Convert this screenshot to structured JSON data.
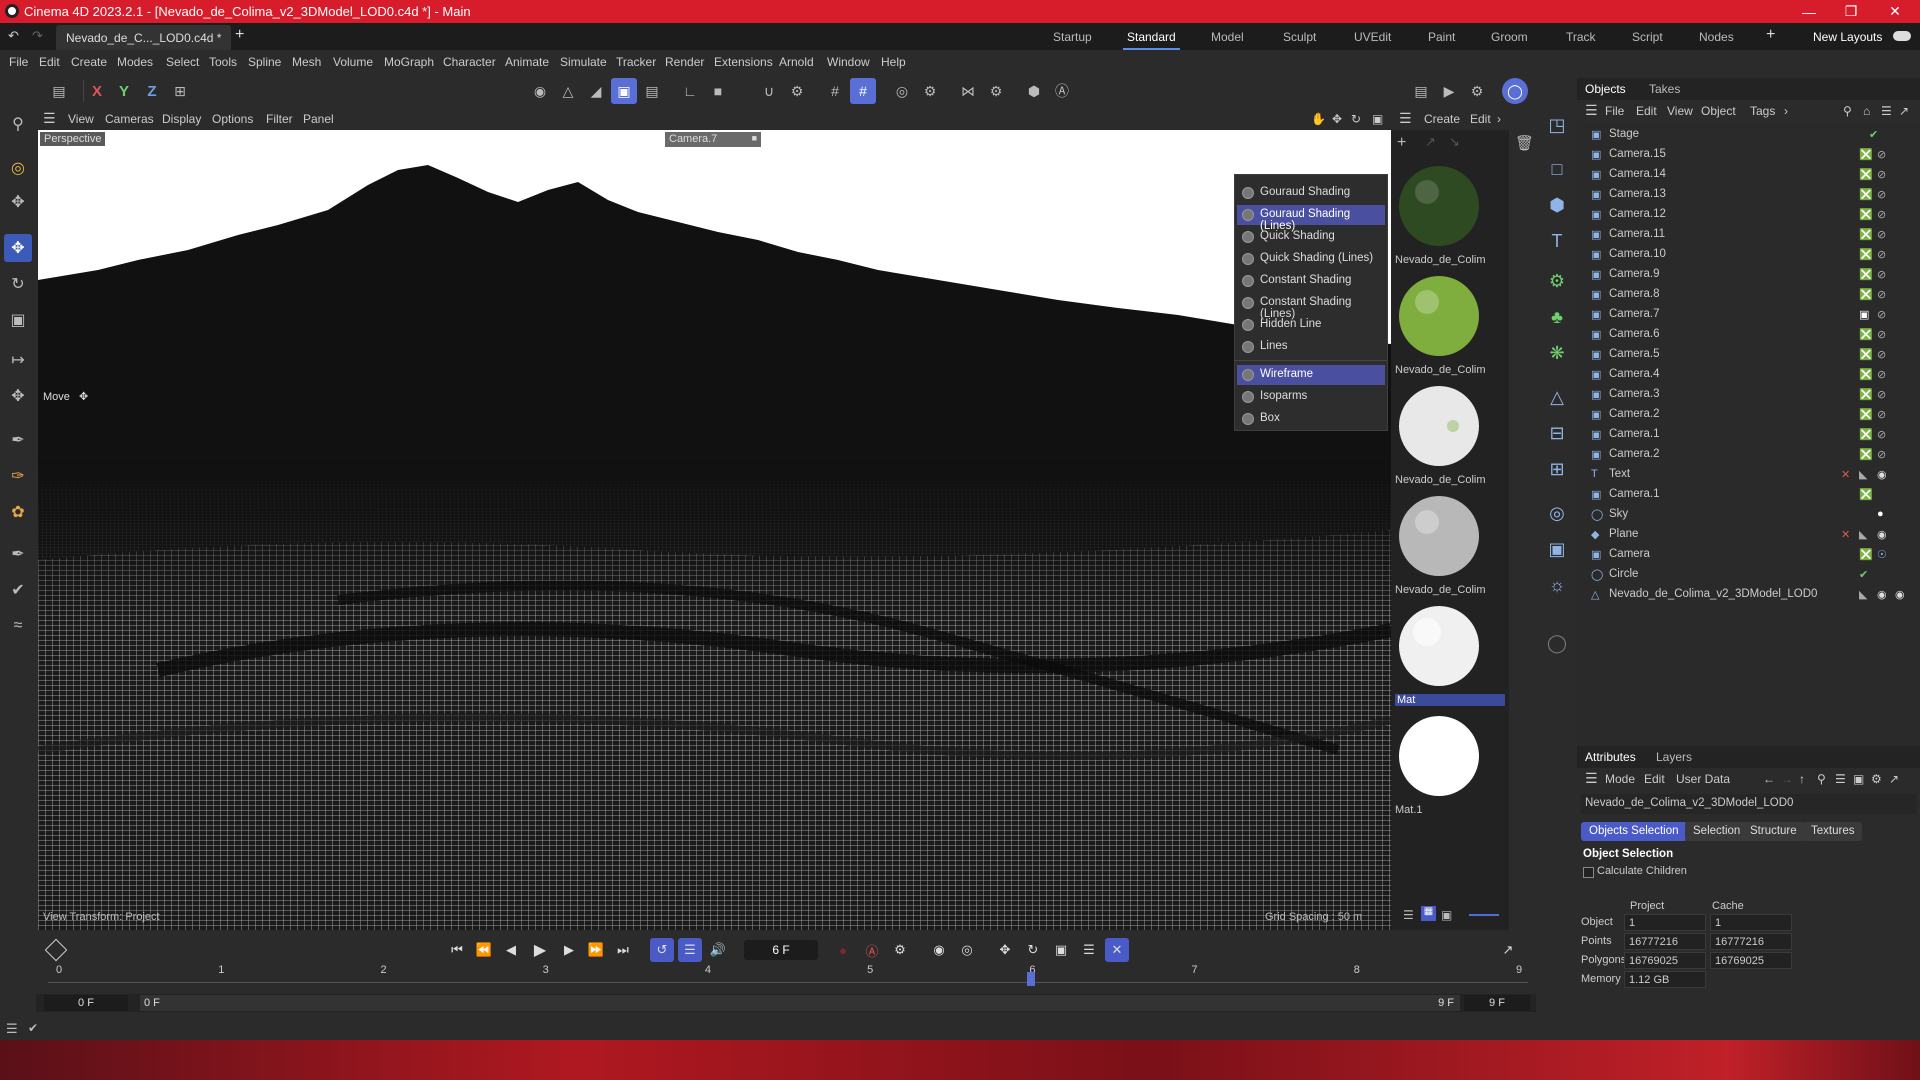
{
  "titlebar": {
    "title": "Cinema 4D 2023.2.1 - [Nevado_de_Colima_v2_3DModel_LOD0.c4d *] - Main"
  },
  "tabs": {
    "doc_tab": "Nevado_de_C..._LOD0.c4d *",
    "add": "+",
    "layouts": [
      "Startup",
      "Standard",
      "Model",
      "Sculpt",
      "UVEdit",
      "Paint",
      "Groom",
      "Track",
      "Script",
      "Nodes"
    ],
    "active_layout": "Standard",
    "new_layouts": "New Layouts"
  },
  "menu": [
    "File",
    "Edit",
    "Create",
    "Modes",
    "Select",
    "Tools",
    "Spline",
    "Mesh",
    "Volume",
    "MoGraph",
    "Character",
    "Animate",
    "Simulate",
    "Tracker",
    "Render",
    "Extensions",
    "Arnold",
    "Window",
    "Help"
  ],
  "toolbar": {
    "x": "X",
    "y": "Y",
    "z": "Z"
  },
  "viewport": {
    "menu": [
      "View",
      "Cameras",
      "Display",
      "Options",
      "Filter",
      "Panel"
    ],
    "projection": "Perspective",
    "camera": "Camera.7",
    "tool_label": "Move",
    "transform_label": "View Transform: Project",
    "grid_spacing": "Grid Spacing : 50 m"
  },
  "shading_menu": {
    "items": [
      "Gouraud Shading",
      "Gouraud Shading (Lines)",
      "Quick Shading",
      "Quick Shading (Lines)",
      "Constant Shading",
      "Constant Shading (Lines)",
      "Hidden Line",
      "Lines"
    ],
    "items2": [
      "Wireframe",
      "Isoparms",
      "Box"
    ],
    "selected": [
      "Gouraud Shading (Lines)",
      "Wireframe"
    ]
  },
  "materials": {
    "menu": [
      "Create",
      "Edit"
    ],
    "items": [
      {
        "name": "Nevado_de_Colim",
        "color": "#2e4a22"
      },
      {
        "name": "Nevado_de_Colim",
        "color": "#7fae3e"
      },
      {
        "name": "Nevado_de_Colim",
        "color": "#e8e8e8"
      },
      {
        "name": "Nevado_de_Colim",
        "color": "#b8b8b8"
      },
      {
        "name": "Mat",
        "color": "#f0f0f0"
      },
      {
        "name": "Mat.1",
        "color": "#ffffff"
      }
    ]
  },
  "objects": {
    "tabs": [
      "Objects",
      "Takes"
    ],
    "menu": [
      "File",
      "Edit",
      "View",
      "Object",
      "Tags"
    ],
    "rows": [
      {
        "name": "Stage",
        "icon": "stage-icon"
      },
      {
        "name": "Camera.15",
        "icon": "camera-icon"
      },
      {
        "name": "Camera.14",
        "icon": "camera-icon"
      },
      {
        "name": "Camera.13",
        "icon": "camera-icon"
      },
      {
        "name": "Camera.12",
        "icon": "camera-icon"
      },
      {
        "name": "Camera.11",
        "icon": "camera-icon"
      },
      {
        "name": "Camera.10",
        "icon": "camera-icon"
      },
      {
        "name": "Camera.9",
        "icon": "camera-icon"
      },
      {
        "name": "Camera.8",
        "icon": "camera-icon"
      },
      {
        "name": "Camera.7",
        "icon": "camera-icon"
      },
      {
        "name": "Camera.6",
        "icon": "camera-icon"
      },
      {
        "name": "Camera.5",
        "icon": "camera-icon"
      },
      {
        "name": "Camera.4",
        "icon": "camera-icon"
      },
      {
        "name": "Camera.3",
        "icon": "camera-icon"
      },
      {
        "name": "Camera.2",
        "icon": "camera-icon"
      },
      {
        "name": "Camera.1",
        "icon": "camera-icon"
      },
      {
        "name": "Camera.2",
        "icon": "camera-icon"
      },
      {
        "name": "Text",
        "icon": "text-icon"
      },
      {
        "name": "Camera.1",
        "icon": "camera-icon"
      },
      {
        "name": "Sky",
        "icon": "sky-icon"
      },
      {
        "name": "Plane",
        "icon": "plane-icon"
      },
      {
        "name": "Camera",
        "icon": "camera-icon"
      },
      {
        "name": "Circle",
        "icon": "circle-icon"
      },
      {
        "name": "Nevado_de_Colima_v2_3DModel_LOD0",
        "icon": "mesh-icon"
      }
    ]
  },
  "attributes": {
    "tabs": [
      "Attributes",
      "Layers"
    ],
    "menu": [
      "Mode",
      "Edit",
      "User Data"
    ],
    "object_name": "Nevado_de_Colima_v2_3DModel_LOD0",
    "chips": [
      "Objects Selection",
      "Selection",
      "Structure",
      "Textures"
    ],
    "section": "Object Selection",
    "calc_children": "Calculate Children",
    "col_project": "Project",
    "col_cache": "Cache",
    "stats": [
      {
        "label": "Object",
        "project": "1",
        "cache": "1"
      },
      {
        "label": "Points",
        "project": "16777216",
        "cache": "16777216"
      },
      {
        "label": "Polygons",
        "project": "16769025",
        "cache": "16769025"
      },
      {
        "label": "Memory",
        "project": "1.12 GB",
        "cache": ""
      }
    ]
  },
  "timeline": {
    "current_frame": "6 F",
    "ticks": [
      "0",
      "1",
      "2",
      "3",
      "4",
      "5",
      "6",
      "7",
      "8",
      "9"
    ],
    "range_start": "0 F",
    "range_start2": "0 F",
    "range_end": "9 F",
    "range_end2": "9 F",
    "playhead_frame": 6
  }
}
==*==
→ Do this: Write the entries above out again exactly, but not the pictures.

→ Worked answer:
Convert this screenshot to structured JSON data.
{
  "titlebar": {
    "title": "Cinema 4D 2023.2.1 - [Nevado_de_Colima_v2_3DModel_LOD0.c4d *] - Main"
  },
  "tabs": {
    "doc_tab": "Nevado_de_C..._LOD0.c4d *",
    "add": "+",
    "layouts": [
      "Startup",
      "Standard",
      "Model",
      "Sculpt",
      "UVEdit",
      "Paint",
      "Groom",
      "Track",
      "Script",
      "Nodes"
    ],
    "active_layout": "Standard",
    "new_layouts": "New Layouts"
  },
  "menu": [
    "File",
    "Edit",
    "Create",
    "Modes",
    "Select",
    "Tools",
    "Spline",
    "Mesh",
    "Volume",
    "MoGraph",
    "Character",
    "Animate",
    "Simulate",
    "Tracker",
    "Render",
    "Extensions",
    "Arnold",
    "Window",
    "Help"
  ],
  "toolbar": {
    "x": "X",
    "y": "Y",
    "z": "Z"
  },
  "viewport": {
    "menu": [
      "View",
      "Cameras",
      "Display",
      "Options",
      "Filter",
      "Panel"
    ],
    "projection": "Perspective",
    "camera": "Camera.7",
    "tool_label": "Move",
    "transform_label": "View Transform: Project",
    "grid_spacing": "Grid Spacing : 50 m"
  },
  "shading_menu": {
    "items": [
      "Gouraud Shading",
      "Gouraud Shading (Lines)",
      "Quick Shading",
      "Quick Shading (Lines)",
      "Constant Shading",
      "Constant Shading (Lines)",
      "Hidden Line",
      "Lines"
    ],
    "items2": [
      "Wireframe",
      "Isoparms",
      "Box"
    ],
    "selected": [
      "Gouraud Shading (Lines)",
      "Wireframe"
    ]
  },
  "materials": {
    "menu": [
      "Create",
      "Edit"
    ],
    "items": [
      {
        "name": "Nevado_de_Colim",
        "color": "#2e4a22"
      },
      {
        "name": "Nevado_de_Colim",
        "color": "#7fae3e"
      },
      {
        "name": "Nevado_de_Colim",
        "color": "#e8e8e8"
      },
      {
        "name": "Nevado_de_Colim",
        "color": "#b8b8b8"
      },
      {
        "name": "Mat",
        "color": "#f0f0f0"
      },
      {
        "name": "Mat.1",
        "color": "#ffffff"
      }
    ]
  },
  "objects": {
    "tabs": [
      "Objects",
      "Takes"
    ],
    "menu": [
      "File",
      "Edit",
      "View",
      "Object",
      "Tags"
    ],
    "rows": [
      {
        "name": "Stage",
        "icon": "stage-icon"
      },
      {
        "name": "Camera.15",
        "icon": "camera-icon"
      },
      {
        "name": "Camera.14",
        "icon": "camera-icon"
      },
      {
        "name": "Camera.13",
        "icon": "camera-icon"
      },
      {
        "name": "Camera.12",
        "icon": "camera-icon"
      },
      {
        "name": "Camera.11",
        "icon": "camera-icon"
      },
      {
        "name": "Camera.10",
        "icon": "camera-icon"
      },
      {
        "name": "Camera.9",
        "icon": "camera-icon"
      },
      {
        "name": "Camera.8",
        "icon": "camera-icon"
      },
      {
        "name": "Camera.7",
        "icon": "camera-icon"
      },
      {
        "name": "Camera.6",
        "icon": "camera-icon"
      },
      {
        "name": "Camera.5",
        "icon": "camera-icon"
      },
      {
        "name": "Camera.4",
        "icon": "camera-icon"
      },
      {
        "name": "Camera.3",
        "icon": "camera-icon"
      },
      {
        "name": "Camera.2",
        "icon": "camera-icon"
      },
      {
        "name": "Camera.1",
        "icon": "camera-icon"
      },
      {
        "name": "Camera.2",
        "icon": "camera-icon"
      },
      {
        "name": "Text",
        "icon": "text-icon"
      },
      {
        "name": "Camera.1",
        "icon": "camera-icon"
      },
      {
        "name": "Sky",
        "icon": "sky-icon"
      },
      {
        "name": "Plane",
        "icon": "plane-icon"
      },
      {
        "name": "Camera",
        "icon": "camera-icon"
      },
      {
        "name": "Circle",
        "icon": "circle-icon"
      },
      {
        "name": "Nevado_de_Colima_v2_3DModel_LOD0",
        "icon": "mesh-icon"
      }
    ]
  },
  "attributes": {
    "tabs": [
      "Attributes",
      "Layers"
    ],
    "menu": [
      "Mode",
      "Edit",
      "User Data"
    ],
    "object_name": "Nevado_de_Colima_v2_3DModel_LOD0",
    "chips": [
      "Objects Selection",
      "Selection",
      "Structure",
      "Textures"
    ],
    "section": "Object Selection",
    "calc_children": "Calculate Children",
    "col_project": "Project",
    "col_cache": "Cache",
    "stats": [
      {
        "label": "Object",
        "project": "1",
        "cache": "1"
      },
      {
        "label": "Points",
        "project": "16777216",
        "cache": "16777216"
      },
      {
        "label": "Polygons",
        "project": "16769025",
        "cache": "16769025"
      },
      {
        "label": "Memory",
        "project": "1.12 GB",
        "cache": ""
      }
    ]
  },
  "timeline": {
    "current_frame": "6 F",
    "ticks": [
      "0",
      "1",
      "2",
      "3",
      "4",
      "5",
      "6",
      "7",
      "8",
      "9"
    ],
    "range_start": "0 F",
    "range_start2": "0 F",
    "range_end": "9 F",
    "range_end2": "9 F",
    "playhead_frame": 6
  }
}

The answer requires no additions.